__Work instructions__: Your job is to restate each entry word for word.

__Record set__:
━━━━━━━━━━━━━━━━

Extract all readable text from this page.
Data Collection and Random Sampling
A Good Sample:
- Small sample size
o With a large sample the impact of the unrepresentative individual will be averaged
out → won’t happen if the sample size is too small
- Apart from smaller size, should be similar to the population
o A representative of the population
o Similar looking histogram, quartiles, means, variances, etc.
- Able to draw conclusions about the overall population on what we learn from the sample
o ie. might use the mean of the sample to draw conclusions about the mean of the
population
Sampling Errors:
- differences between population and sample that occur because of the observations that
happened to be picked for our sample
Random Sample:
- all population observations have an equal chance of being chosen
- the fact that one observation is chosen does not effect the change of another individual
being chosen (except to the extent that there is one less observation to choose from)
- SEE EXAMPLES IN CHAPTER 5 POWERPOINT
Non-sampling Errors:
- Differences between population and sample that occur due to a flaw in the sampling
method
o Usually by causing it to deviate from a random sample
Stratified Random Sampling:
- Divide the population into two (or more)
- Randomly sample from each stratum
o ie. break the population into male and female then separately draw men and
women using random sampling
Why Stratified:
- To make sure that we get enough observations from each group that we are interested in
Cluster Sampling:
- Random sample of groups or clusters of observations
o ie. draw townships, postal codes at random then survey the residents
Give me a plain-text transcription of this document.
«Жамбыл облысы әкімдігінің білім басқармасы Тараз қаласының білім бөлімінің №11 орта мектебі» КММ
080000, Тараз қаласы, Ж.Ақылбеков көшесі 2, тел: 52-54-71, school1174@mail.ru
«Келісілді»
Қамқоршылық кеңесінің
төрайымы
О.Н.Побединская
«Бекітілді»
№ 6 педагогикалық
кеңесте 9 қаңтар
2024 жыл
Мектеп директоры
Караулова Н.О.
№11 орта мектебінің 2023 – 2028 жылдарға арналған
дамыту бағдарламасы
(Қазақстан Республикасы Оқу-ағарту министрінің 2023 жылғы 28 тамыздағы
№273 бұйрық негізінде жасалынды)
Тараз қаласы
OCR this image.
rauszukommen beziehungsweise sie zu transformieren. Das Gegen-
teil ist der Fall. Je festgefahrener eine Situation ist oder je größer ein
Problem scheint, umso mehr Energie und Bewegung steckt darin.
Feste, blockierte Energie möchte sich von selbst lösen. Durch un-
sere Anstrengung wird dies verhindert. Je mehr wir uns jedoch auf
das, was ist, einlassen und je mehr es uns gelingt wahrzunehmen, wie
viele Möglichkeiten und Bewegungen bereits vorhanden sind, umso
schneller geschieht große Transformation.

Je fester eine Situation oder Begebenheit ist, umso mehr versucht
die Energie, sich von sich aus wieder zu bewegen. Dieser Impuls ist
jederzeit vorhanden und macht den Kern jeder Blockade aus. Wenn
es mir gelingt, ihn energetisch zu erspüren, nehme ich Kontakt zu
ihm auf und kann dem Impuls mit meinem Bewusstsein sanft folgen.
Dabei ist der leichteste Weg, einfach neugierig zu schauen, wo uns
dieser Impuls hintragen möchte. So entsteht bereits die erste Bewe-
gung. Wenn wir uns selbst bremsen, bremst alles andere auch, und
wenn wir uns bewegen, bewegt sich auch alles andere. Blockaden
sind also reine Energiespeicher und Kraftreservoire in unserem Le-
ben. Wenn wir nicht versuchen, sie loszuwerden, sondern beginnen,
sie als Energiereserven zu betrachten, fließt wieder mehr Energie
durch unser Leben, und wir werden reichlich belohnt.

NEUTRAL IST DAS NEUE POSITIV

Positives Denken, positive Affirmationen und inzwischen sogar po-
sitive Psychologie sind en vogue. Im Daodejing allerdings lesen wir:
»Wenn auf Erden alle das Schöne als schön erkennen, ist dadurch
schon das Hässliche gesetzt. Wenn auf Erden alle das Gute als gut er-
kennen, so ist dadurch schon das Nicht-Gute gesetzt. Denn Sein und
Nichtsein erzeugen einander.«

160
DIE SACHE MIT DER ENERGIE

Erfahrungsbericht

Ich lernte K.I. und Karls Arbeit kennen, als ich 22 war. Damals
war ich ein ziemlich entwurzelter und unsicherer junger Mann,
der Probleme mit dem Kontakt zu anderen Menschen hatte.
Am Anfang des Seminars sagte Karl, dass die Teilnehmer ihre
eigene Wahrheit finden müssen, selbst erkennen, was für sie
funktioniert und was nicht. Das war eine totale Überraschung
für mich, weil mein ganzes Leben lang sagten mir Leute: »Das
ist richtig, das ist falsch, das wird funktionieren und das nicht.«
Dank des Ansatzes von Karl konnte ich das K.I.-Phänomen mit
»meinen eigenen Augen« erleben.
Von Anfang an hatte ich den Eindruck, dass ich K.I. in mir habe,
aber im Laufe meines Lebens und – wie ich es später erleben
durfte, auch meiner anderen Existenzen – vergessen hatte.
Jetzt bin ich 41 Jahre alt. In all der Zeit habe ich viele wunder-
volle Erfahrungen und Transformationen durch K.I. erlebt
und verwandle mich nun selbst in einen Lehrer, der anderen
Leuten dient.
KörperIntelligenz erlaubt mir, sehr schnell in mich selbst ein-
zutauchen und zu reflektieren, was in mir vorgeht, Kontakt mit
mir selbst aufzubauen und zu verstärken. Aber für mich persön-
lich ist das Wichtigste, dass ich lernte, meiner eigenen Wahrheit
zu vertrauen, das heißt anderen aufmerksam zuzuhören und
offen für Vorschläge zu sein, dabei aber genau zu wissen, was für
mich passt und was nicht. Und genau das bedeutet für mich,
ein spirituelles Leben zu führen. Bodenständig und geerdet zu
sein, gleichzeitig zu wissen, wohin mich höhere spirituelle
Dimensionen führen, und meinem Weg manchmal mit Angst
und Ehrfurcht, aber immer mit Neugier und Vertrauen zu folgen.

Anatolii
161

━━━━━━━━━━━━━━━━

__Answer to this exercise__:
Extract all readable text from this page.
Data Collection and Random Sampling
A Good Sample:
- Small sample size
o With a large sample the impact of the unrepresentative individual will be averaged
out → won’t happen if the sample size is too small
- Apart from smaller size, should be similar to the population
o A representative of the population
o Similar looking histogram, quartiles, means, variances, etc.
- Able to draw conclusions about the overall population on what we learn from the sample
o ie. might use the mean of the sample to draw conclusions about the mean of the
population
Sampling Errors:
- differences between population and sample that occur because of the observations that
happened to be picked for our sample
Random Sample:
- all population observations have an equal chance of being chosen
- the fact that one observation is chosen does not effect the change of another individual
being chosen (except to the extent that there is one less observation to choose from)
- SEE EXAMPLES IN CHAPTER 5 POWERPOINT
Non-sampling Errors:
- Differences between population and sample that occur due to a flaw in the sampling
method
o Usually by causing it to deviate from a random sample
Stratified Random Sampling:
- Divide the population into two (or more)
- Randomly sample from each stratum
o ie. break the population into male and female then separately draw men and
women using random sampling
Why Stratified:
- To make sure that we get enough observations from each group that we are interested in
Cluster Sampling:
- Random sample of groups or clusters of observations
o ie. draw townships, postal codes at random then survey the residents
Give me a plain-text transcription of this document.
«Жамбыл облысы әкімдігінің білім басқармасы Тараз қаласының білім бөлімінің №11 орта мектебі» КММ
080000, Тараз қаласы, Ж.Ақылбеков көшесі 2, тел: 52-54-71, school1174@mail.ru
«Келісілді»
Қамқоршылық кеңесінің
төрайымы
О.Н.Побединская
«Бекітілді»
№ 6 педагогикалық
кеңесте 9 қаңтар
2024 жыл
Мектеп директоры
Караулова Н.О.
№11 орта мектебінің 2023 – 2028 жылдарға арналған
дамыту бағдарламасы
(Қазақстан Республикасы Оқу-ағарту министрінің 2023 жылғы 28 тамыздағы
№273 бұйрық негізінде жасалынды)
Тараз қаласы
OCR this image.
rauszukommen beziehungsweise sie zu transformieren. Das Gegen-
teil ist der Fall. Je festgefahrener eine Situation ist oder je größer ein
Problem scheint, umso mehr Energie und Bewegung steckt darin.
Feste, blockierte Energie möchte sich von selbst lösen. Durch un-
sere Anstrengung wird dies verhindert. Je mehr wir uns jedoch auf
das, was ist, einlassen und je mehr es uns gelingt wahrzunehmen, wie
viele Möglichkeiten und Bewegungen bereits vorhanden sind, umso
schneller geschieht große Transformation.

Je fester eine Situation oder Begebenheit ist, umso mehr versucht
die Energie, sich von sich aus wieder zu bewegen. Dieser Impuls ist
jederzeit vorhanden und macht den Kern jeder Blockade aus. Wenn
es mir gelingt, ihn energetisch zu erspüren, nehme ich Kontakt zu
ihm auf und kann dem Impuls mit meinem Bewusstsein sanft folgen.
Dabei ist der leichteste Weg, einfach neugierig zu schauen, wo uns
dieser Impuls hintragen möchte. So entsteht bereits die erste Bewe-
gung. Wenn wir uns selbst bremsen, bremst alles andere auch, und
wenn wir uns bewegen, bewegt sich auch alles andere. Blockaden
sind also reine Energiespeicher und Kraftreservoire in unserem Le-
ben. Wenn wir nicht versuchen, sie loszuwerden, sondern beginnen,
sie als Energiereserven zu betrachten, fließt wieder mehr Energie
durch unser Leben, und wir werden reichlich belohnt.

NEUTRAL IST DAS NEUE POSITIV

Positives Denken, positive Affirmationen und inzwischen sogar po-
sitive Psychologie sind en vogue. Im Daodejing allerdings lesen wir:
»Wenn auf Erden alle das Schöne als schön erkennen, ist dadurch
schon das Hässliche gesetzt. Wenn auf Erden alle das Gute als gut er-
kennen, so ist dadurch schon das Nicht-Gute gesetzt. Denn Sein und
Nichtsein erzeugen einander.«

160
DIE SACHE MIT DER ENERGIE

Erfahrungsbericht

Ich lernte K.I. und Karls Arbeit kennen, als ich 22 war. Damals
war ich ein ziemlich entwurzelter und unsicherer junger Mann,
der Probleme mit dem Kontakt zu anderen Menschen hatte.
Am Anfang des Seminars sagte Karl, dass die Teilnehmer ihre
eigene Wahrheit finden müssen, selbst erkennen, was für sie
funktioniert und was nicht. Das war eine totale Überraschung
für mich, weil mein ganzes Leben lang sagten mir Leute: »Das
ist richtig, das ist falsch, das wird funktionieren und das nicht.«
Dank des Ansatzes von Karl konnte ich das K.I.-Phänomen mit
»meinen eigenen Augen« erleben.
Von Anfang an hatte ich den Eindruck, dass ich K.I. in mir habe,
aber im Laufe meines Lebens und – wie ich es später erleben
durfte, auch meiner anderen Existenzen – vergessen hatte.
Jetzt bin ich 41 Jahre alt. In all der Zeit habe ich viele wunder-
volle Erfahrungen und Transformationen durch K.I. erlebt
und verwandle mich nun selbst in einen Lehrer, der anderen
Leuten dient.
KörperIntelligenz erlaubt mir, sehr schnell in mich selbst ein-
zutauchen und zu reflektieren, was in mir vorgeht, Kontakt mit
mir selbst aufzubauen und zu verstärken. Aber für mich persön-
lich ist das Wichtigste, dass ich lernte, meiner eigenen Wahrheit
zu vertrauen, das heißt anderen aufmerksam zuzuhören und
offen für Vorschläge zu sein, dabei aber genau zu wissen, was für
mich passt und was nicht. Und genau das bedeutet für mich,
ein spirituelles Leben zu führen. Bodenständig und geerdet zu
sein, gleichzeitig zu wissen, wohin mich höhere spirituelle
Dimensionen führen, und meinem Weg manchmal mit Angst
und Ehrfurcht, aber immer mit Neugier und Vertrauen zu folgen.

Anatolii
161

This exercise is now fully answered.